Task requirements — Find each line with "color" and copy it.

Supplied material —
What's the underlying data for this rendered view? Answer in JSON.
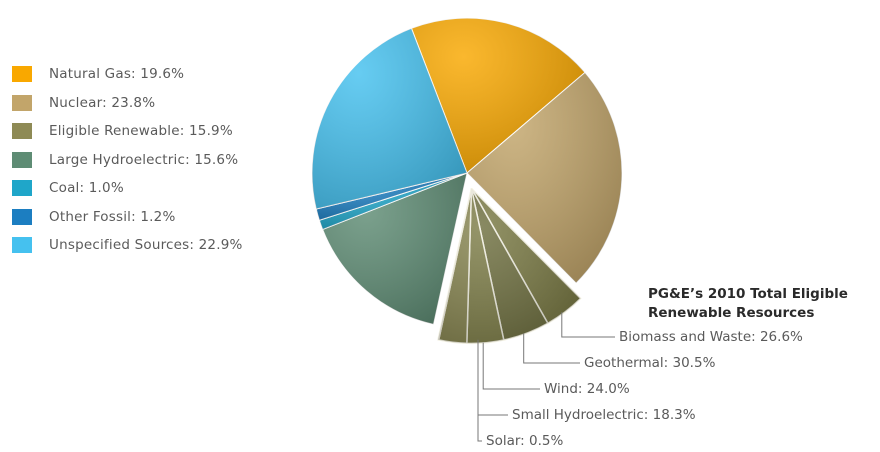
{
  "chart_data": {
    "type": "pie",
    "slices": [
      {
        "label": "Natural Gas",
        "value": 19.6,
        "color": "#F9A800"
      },
      {
        "label": "Nuclear",
        "value": 23.8,
        "color": "#C2A56A"
      },
      {
        "label": "Eligible Renewable",
        "value": 15.9,
        "color": "#8E8A55"
      },
      {
        "label": "Large Hydroelectric",
        "value": 15.6,
        "color": "#5E8C74"
      },
      {
        "label": "Coal",
        "value": 1.0,
        "color": "#1FA6C9"
      },
      {
        "label": "Other Fossil",
        "value": 1.2,
        "color": "#1C7EC1"
      },
      {
        "label": "Unspecified Sources",
        "value": 22.9,
        "color": "#45C1EF"
      }
    ],
    "legend": [
      "Natural Gas: 19.6%",
      "Nuclear: 23.8%",
      "Eligible Renewable: 15.9%",
      "Large Hydroelectric: 15.6%",
      "Coal: 1.0%",
      "Other Fossil: 1.2%",
      "Unspecified Sources: 22.9%"
    ],
    "exploded_slice": "Eligible Renewable",
    "breakdown": {
      "title_line1": "PG&E’s 2010 Total Eligible",
      "title_line2": "Renewable Resources",
      "items": [
        {
          "label": "Biomass and Waste",
          "value": 26.6,
          "text": "Biomass and Waste: 26.6%"
        },
        {
          "label": "Geothermal",
          "value": 30.5,
          "text": "Geothermal: 30.5%"
        },
        {
          "label": "Wind",
          "value": 24.0,
          "text": "Wind: 24.0%"
        },
        {
          "label": "Small Hydroelectric",
          "value": 18.3,
          "text": "Small Hydroelectric: 18.3%"
        },
        {
          "label": "Solar",
          "value": 0.5,
          "text": "Solar: 0.5%"
        }
      ]
    }
  }
}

Final result —
        "color": "#F9A800"
        "color": "#C2A56A"
        "color": "#8E8A55"
        "color": "#5E8C74"
        "color": "#1FA6C9"
        "color": "#1C7EC1"
        "color": "#45C1EF"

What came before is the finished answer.